→ **Stated exercise**: Find each line with "this" and copy it.

[Excerpted records start]

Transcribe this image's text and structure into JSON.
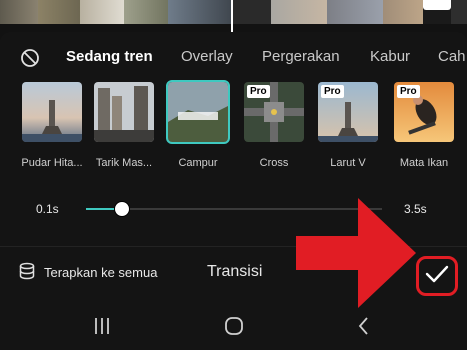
{
  "tabs": {
    "none_icon": "no-transition-icon",
    "items": [
      {
        "label": "Sedang tren",
        "active": true
      },
      {
        "label": "Overlay",
        "active": false
      },
      {
        "label": "Pergerakan",
        "active": false
      },
      {
        "label": "Kabur",
        "active": false
      },
      {
        "label": "Cah",
        "active": false
      }
    ]
  },
  "effects": [
    {
      "label": "Pudar Hita...",
      "pro": false,
      "selected": false
    },
    {
      "label": "Tarik Mas...",
      "pro": false,
      "selected": false
    },
    {
      "label": "Campur",
      "pro": false,
      "selected": true
    },
    {
      "label": "Cross",
      "pro": true,
      "selected": false
    },
    {
      "label": "Larut V",
      "pro": true,
      "selected": false
    },
    {
      "label": "Mata Ikan",
      "pro": true,
      "selected": false
    }
  ],
  "pro_badge": "Pro",
  "duration": {
    "min_label": "0.1s",
    "max_label": "3.5s",
    "value_fraction": 0.12
  },
  "bottom": {
    "apply_all_label": "Terapkan ke semua",
    "title": "Transisi",
    "confirm_icon": "check-icon"
  },
  "colors": {
    "accent": "#3fc9c0",
    "annotation_red": "#e11d24",
    "background": "#141414"
  },
  "navbar": {
    "icons": [
      "recent-apps-icon",
      "home-icon",
      "back-icon"
    ]
  }
}
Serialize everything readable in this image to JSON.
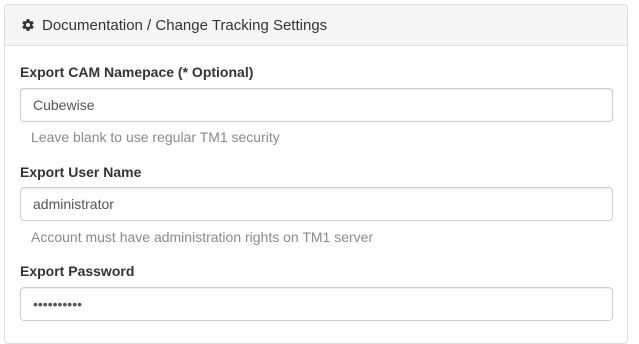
{
  "panel": {
    "heading": "Documentation / Change Tracking Settings",
    "heading_icon": "gear-icon"
  },
  "fields": {
    "cam_namespace": {
      "label": "Export CAM Namepace (* Optional)",
      "value": "Cubewise",
      "help": "Leave blank to use regular TM1 security"
    },
    "user_name": {
      "label": "Export User Name",
      "value": "administrator",
      "help": "Account must have administration rights on TM1 server"
    },
    "password": {
      "label": "Export Password",
      "value": "aaaaaaaaaa"
    }
  }
}
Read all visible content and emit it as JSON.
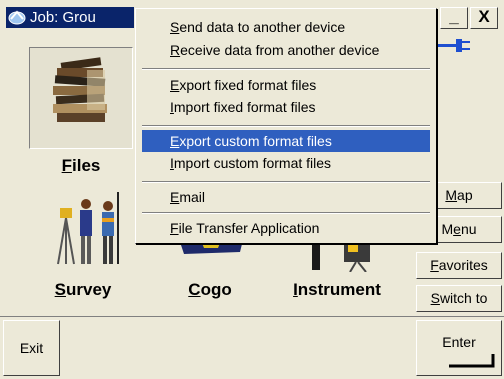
{
  "title": "Job: Grou",
  "window_buttons": {
    "minimize": "_",
    "close": "X"
  },
  "tiles": {
    "files": {
      "accel": "F",
      "rest": "iles"
    },
    "survey": {
      "accel": "S",
      "rest": "urvey"
    },
    "cogo": {
      "accel": "C",
      "rest": "ogo"
    },
    "instrument": {
      "accel": "I",
      "rest": "nstrument"
    }
  },
  "side_buttons": {
    "map": {
      "accel": "M",
      "rest": "ap"
    },
    "menu": {
      "pre": "M",
      "accel": "e",
      "rest": "nu"
    },
    "favorites": {
      "accel": "F",
      "rest": "avorites"
    },
    "switch_to": {
      "accel": "S",
      "rest": "witch to"
    }
  },
  "bottom": {
    "exit": "Exit",
    "enter": "Enter"
  },
  "menu": {
    "items": [
      {
        "accel": "S",
        "rest": "end data to another device"
      },
      {
        "accel": "R",
        "rest": "eceive data from another device"
      },
      {
        "accel": "E",
        "rest": "xport fixed format files"
      },
      {
        "accel": "I",
        "rest": "mport fixed format files"
      },
      {
        "accel": "E",
        "rest": "xport custom format files",
        "selected": true
      },
      {
        "accel": "I",
        "rest": "mport custom format files"
      },
      {
        "accel": "E",
        "rest": "mail"
      },
      {
        "accel": "F",
        "rest": "ile Transfer Application"
      }
    ]
  },
  "colors": {
    "titlebar": "#0a246a",
    "selection": "#2f5fbf",
    "face": "#ece9d8"
  }
}
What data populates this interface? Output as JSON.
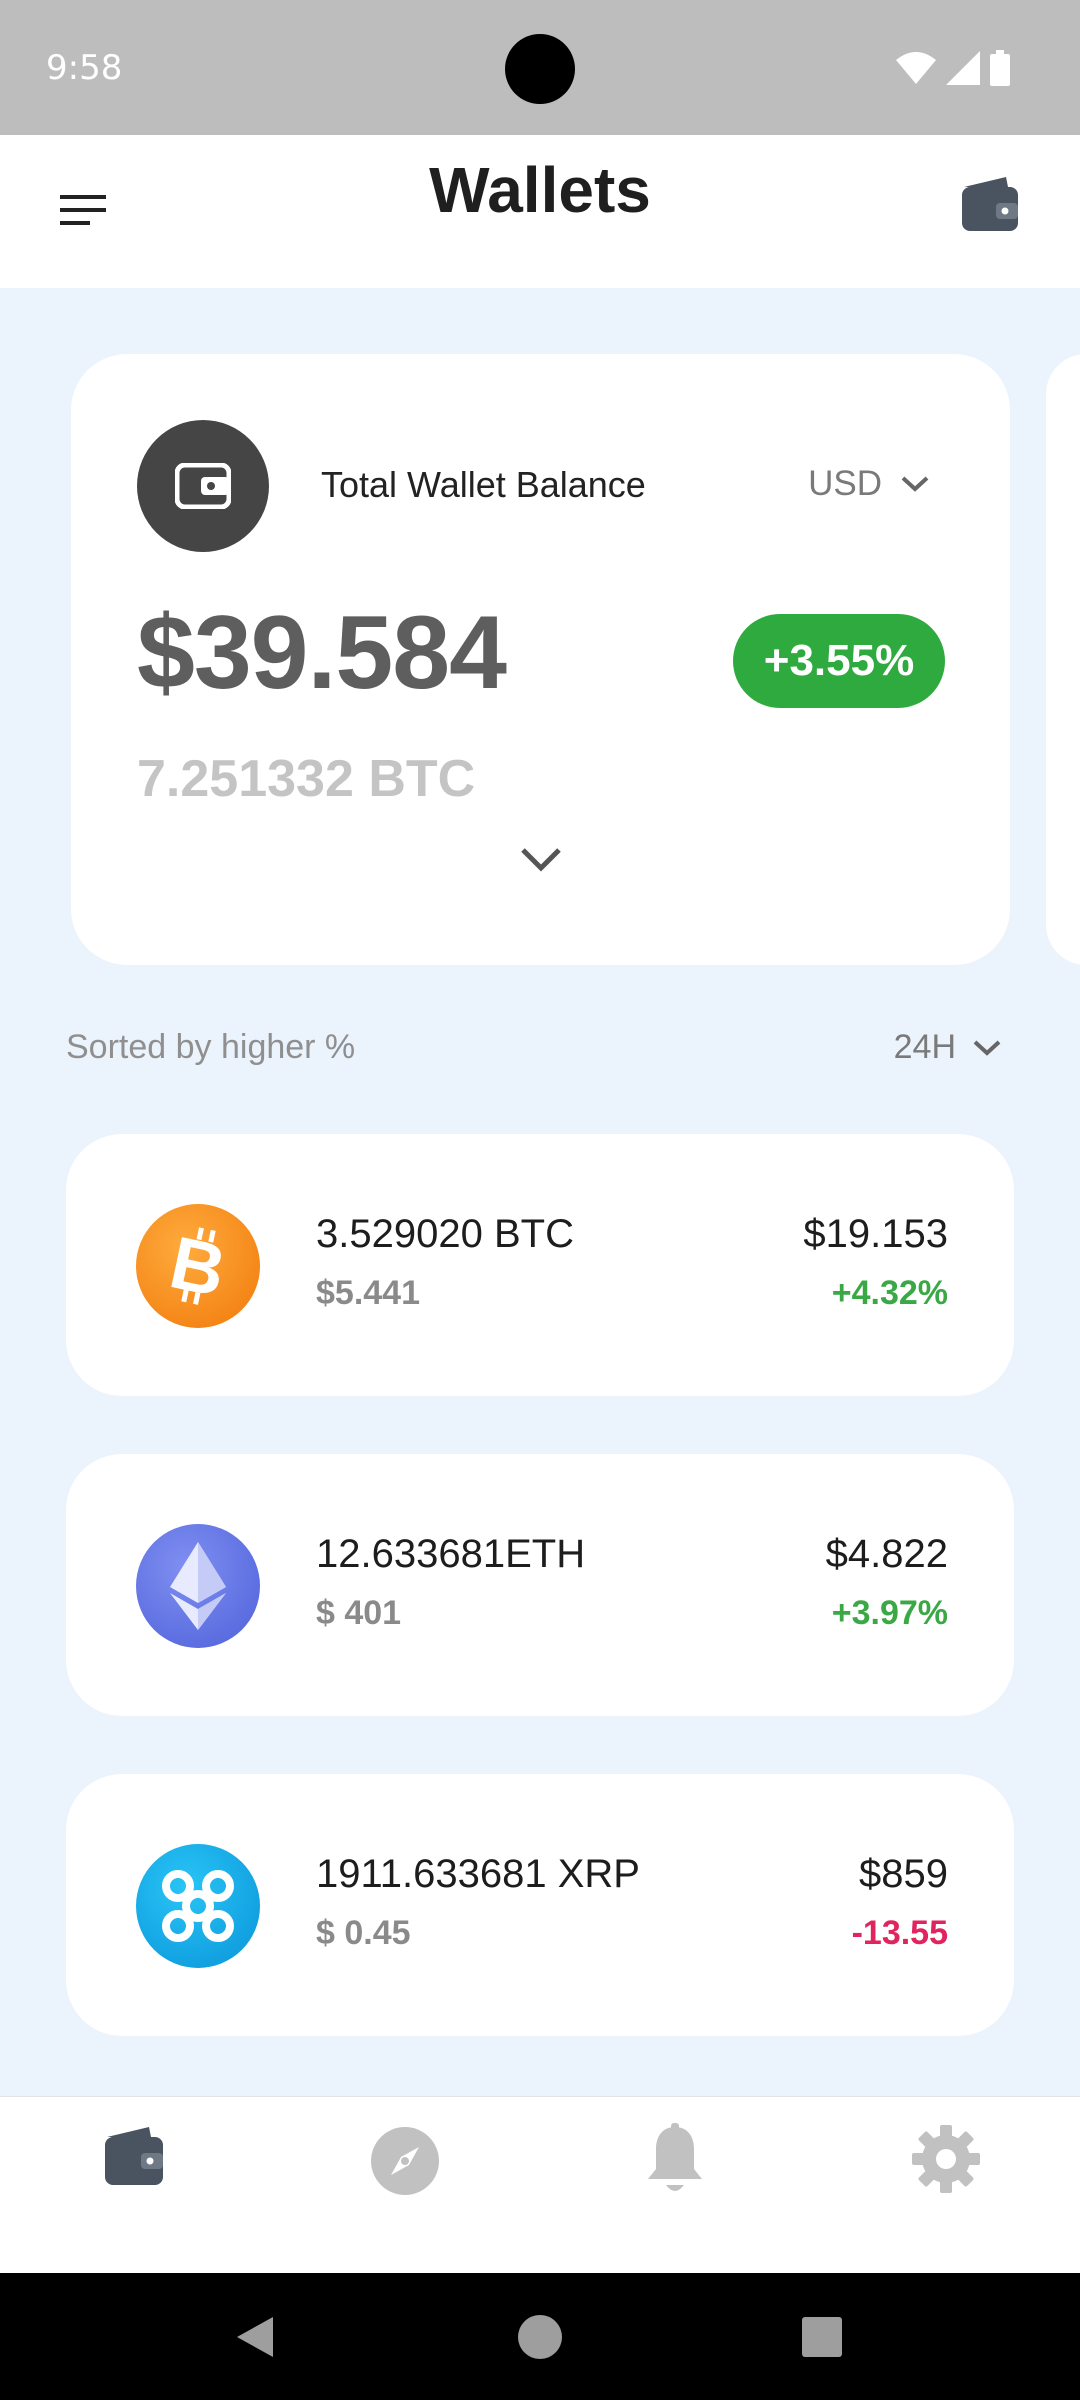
{
  "status_bar": {
    "time": "9:58"
  },
  "app_bar": {
    "title": "Wallets",
    "menu_icon": "menu-icon",
    "action_icon": "wallet-icon"
  },
  "balance_card": {
    "label": "Total Wallet Balance",
    "currency": "USD",
    "amount": "$39.584",
    "change": "+3.55%",
    "btc": "7.251332 BTC",
    "colors": {
      "change_bg": "#2eaa3e"
    }
  },
  "sort": {
    "label": "Sorted by higher %",
    "period": "24H"
  },
  "coins": [
    {
      "amount": "3.529020 BTC",
      "price": "$5.441",
      "value": "$19.153",
      "change": "+4.32%",
      "change_color": "#3aa845",
      "logo": "bitcoin-logo"
    },
    {
      "amount": "12.633681ETH",
      "price": "$ 401",
      "value": "$4.822",
      "change": "+3.97%",
      "change_color": "#3aa845",
      "logo": "ethereum-logo"
    },
    {
      "amount": "1911.633681 XRP",
      "price": "$ 0.45",
      "value": "$859",
      "change": "-13.55",
      "change_color": "#e0245e",
      "logo": "xrp-logo"
    }
  ],
  "bottom_nav": [
    {
      "icon": "wallet-icon",
      "active": true
    },
    {
      "icon": "compass-icon",
      "active": false
    },
    {
      "icon": "bell-icon",
      "active": false
    },
    {
      "icon": "gear-icon",
      "active": false
    }
  ]
}
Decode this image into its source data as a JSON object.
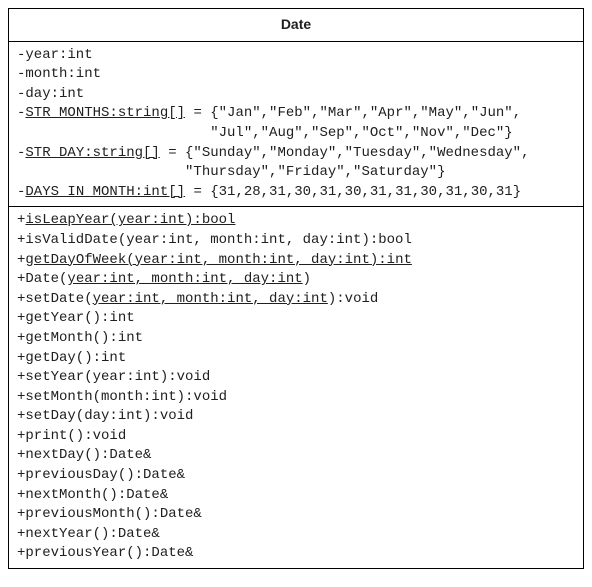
{
  "className": "Date",
  "attributes": {
    "a1": "-year:int",
    "a2": "-month:int",
    "a3": "-day:int",
    "a4": {
      "pre": "-",
      "u": "STR MONTHS:string[]",
      "post": " = {\"Jan\",\"Feb\",\"Mar\",\"Apr\",\"May\",\"Jun\","
    },
    "a4b": "                       \"Jul\",\"Aug\",\"Sep\",\"Oct\",\"Nov\",\"Dec\"}",
    "a5": {
      "pre": "-",
      "u": "STR DAY:string[]",
      "post": " = {\"Sunday\",\"Monday\",\"Tuesday\",\"Wednesday\","
    },
    "a5b": "                    \"Thursday\",\"Friday\",\"Saturday\"}",
    "a6": {
      "pre": "-",
      "u": "DAYS IN MONTH:int[]",
      "post": " = {31,28,31,30,31,30,31,31,30,31,30,31}"
    }
  },
  "methods": {
    "m1": {
      "pre": "+",
      "u": "isLeapYear(year:int):bool"
    },
    "m2": "+isValidDate(year:int, month:int, day:int):bool",
    "m3": {
      "pre": "+",
      "u": "getDayOfWeek(year:int, month:int, day:int):int"
    },
    "m4": {
      "pre": "+Date(",
      "u": "year:int, month:int, day:int",
      "post": ")"
    },
    "m5": {
      "pre": "+setDate(",
      "u": "year:int, month:int, day:int",
      "post": "):void"
    },
    "m6": "+getYear():int",
    "m7": "+getMonth():int",
    "m8": "+getDay():int",
    "m9": "+setYear(year:int):void",
    "m10": "+setMonth(month:int):void",
    "m11": "+setDay(day:int):void",
    "m12": "+print():void",
    "m13": "+nextDay():Date&",
    "m14": "+previousDay():Date&",
    "m15": "+nextMonth():Date&",
    "m16": "+previousMonth():Date&",
    "m17": "+nextYear():Date&",
    "m18": "+previousYear():Date&"
  }
}
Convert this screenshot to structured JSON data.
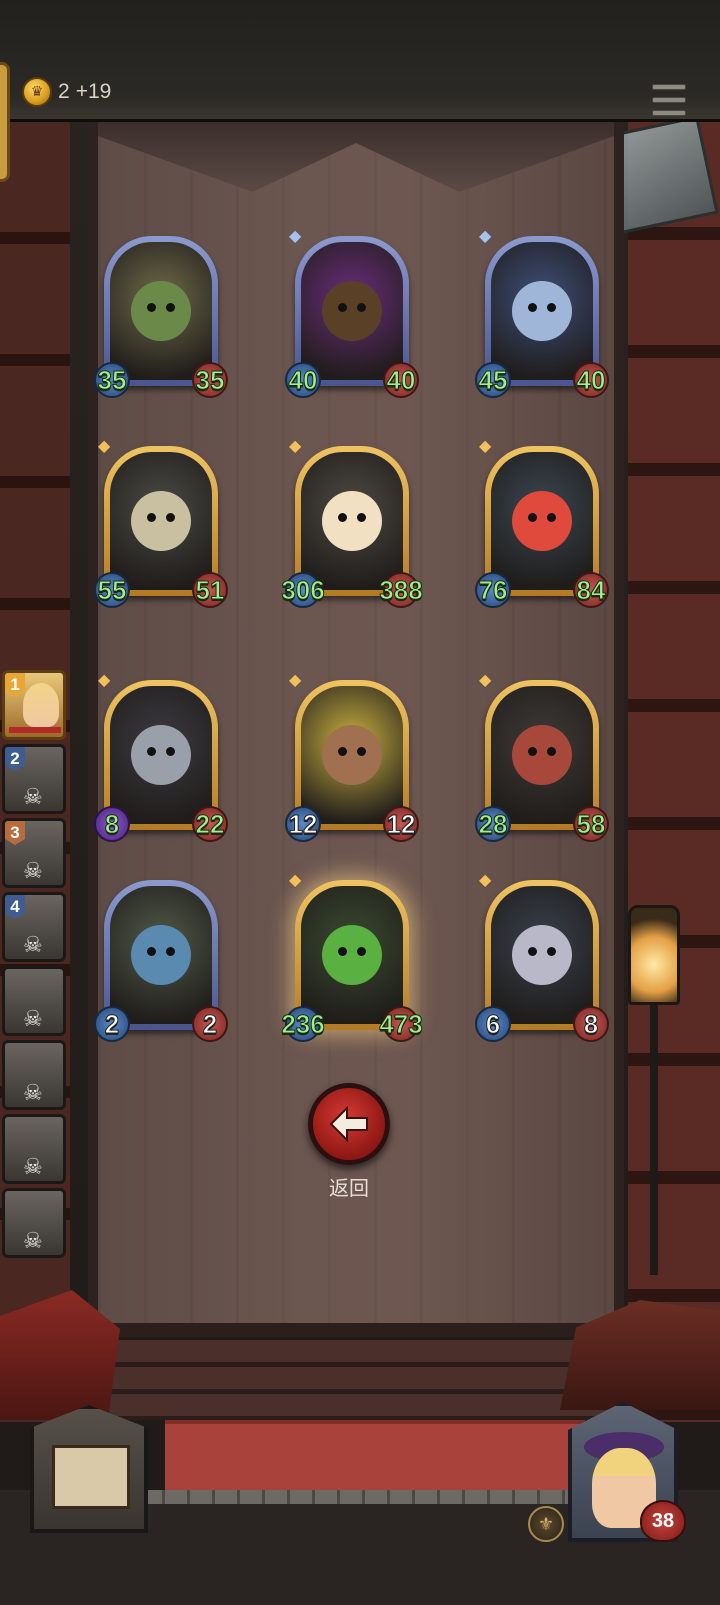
{
  "header": {
    "gold_amount": "2",
    "gold_income": "+19",
    "coin_icon": "crown-coin-icon",
    "menu_icon": "hamburger-menu-icon"
  },
  "cards": [
    {
      "attack": "35",
      "health": "35",
      "frame": "blue",
      "portrait_color": "#6f6a4a",
      "face_color": "#6b8a4a"
    },
    {
      "attack": "40",
      "health": "40",
      "frame": "blue",
      "portrait_color": "#6a2d7a",
      "face_color": "#5a4026"
    },
    {
      "attack": "45",
      "health": "40",
      "frame": "blue",
      "portrait_color": "#3e4f7a",
      "face_color": "#9fb6d8"
    },
    {
      "attack": "55",
      "health": "51",
      "frame": "gold",
      "portrait_color": "#4a4a44",
      "face_color": "#c8c0a0"
    },
    {
      "attack": "306",
      "health": "388",
      "frame": "gold",
      "portrait_color": "#4c4a42",
      "face_color": "#f2e0c2"
    },
    {
      "attack": "76",
      "health": "84",
      "frame": "gold",
      "portrait_color": "#3a4650",
      "face_color": "#e04a3c"
    },
    {
      "attack": "8",
      "health": "22",
      "frame": "gold",
      "portrait_color": "#3c3a40",
      "face_color": "#9aa0aa"
    },
    {
      "attack": "12",
      "health": "12",
      "frame": "gold",
      "portrait_color": "#c8b040",
      "face_color": "#a07050"
    },
    {
      "attack": "28",
      "health": "58",
      "frame": "gold",
      "portrait_color": "#3e3a38",
      "face_color": "#a8483a"
    },
    {
      "attack": "2",
      "health": "2",
      "frame": "blue",
      "portrait_color": "#505a48",
      "face_color": "#5a8ab0"
    },
    {
      "attack": "236",
      "health": "473",
      "frame": "gold",
      "portrait_color": "#3a4a30",
      "face_color": "#5ab040"
    },
    {
      "attack": "6",
      "health": "8",
      "frame": "gold",
      "portrait_color": "#38404c",
      "face_color": "#b8b8c8"
    }
  ],
  "back_button": {
    "label": "返回",
    "icon": "arrow-left-icon"
  },
  "roster": [
    {
      "rank": "1",
      "state": "player"
    },
    {
      "rank": "2",
      "state": "eliminated"
    },
    {
      "rank": "3",
      "state": "eliminated"
    },
    {
      "rank": "4",
      "state": "eliminated"
    },
    {
      "rank": "",
      "state": "eliminated"
    },
    {
      "rank": "",
      "state": "eliminated"
    },
    {
      "rank": "",
      "state": "eliminated"
    },
    {
      "rank": "",
      "state": "eliminated"
    }
  ],
  "hero": {
    "health": "38"
  }
}
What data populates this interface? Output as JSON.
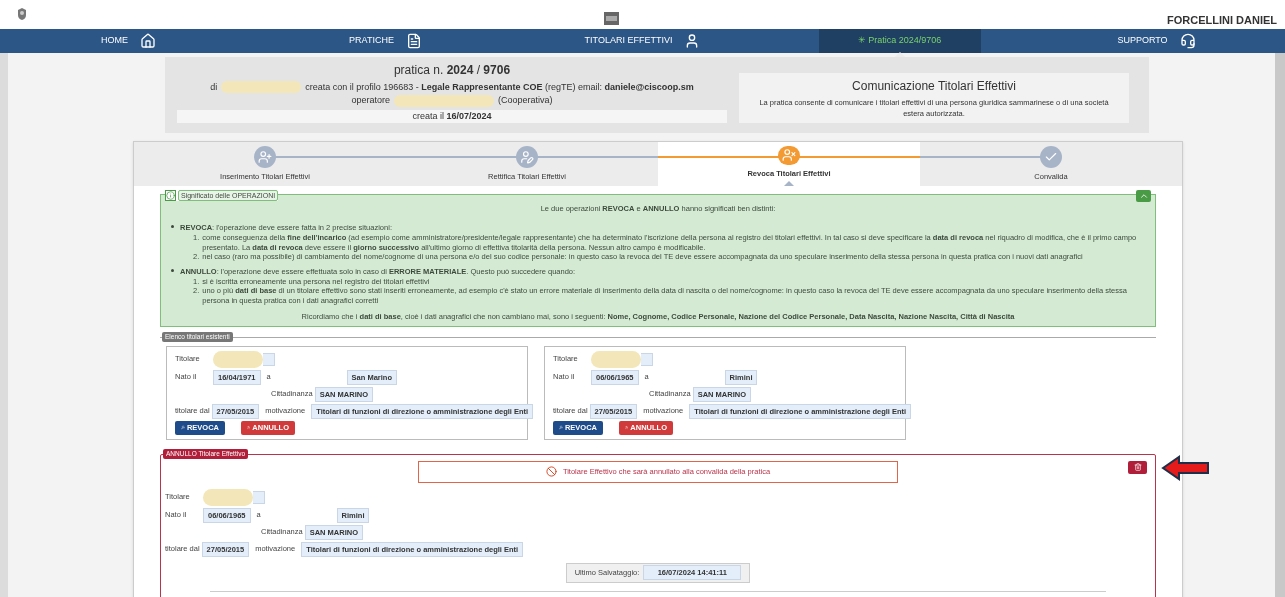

[Excerpted records end]

→ **Output below**:
Transcribe this image's text and structure into JSON.
Serialize everything readable in this image to JSON.
What data populates this interface? Output as JSON.
Decode this image into its source data as a JSON object.
Convert this screenshot to structured JSON data.
What data populates this interface? Output as JSON.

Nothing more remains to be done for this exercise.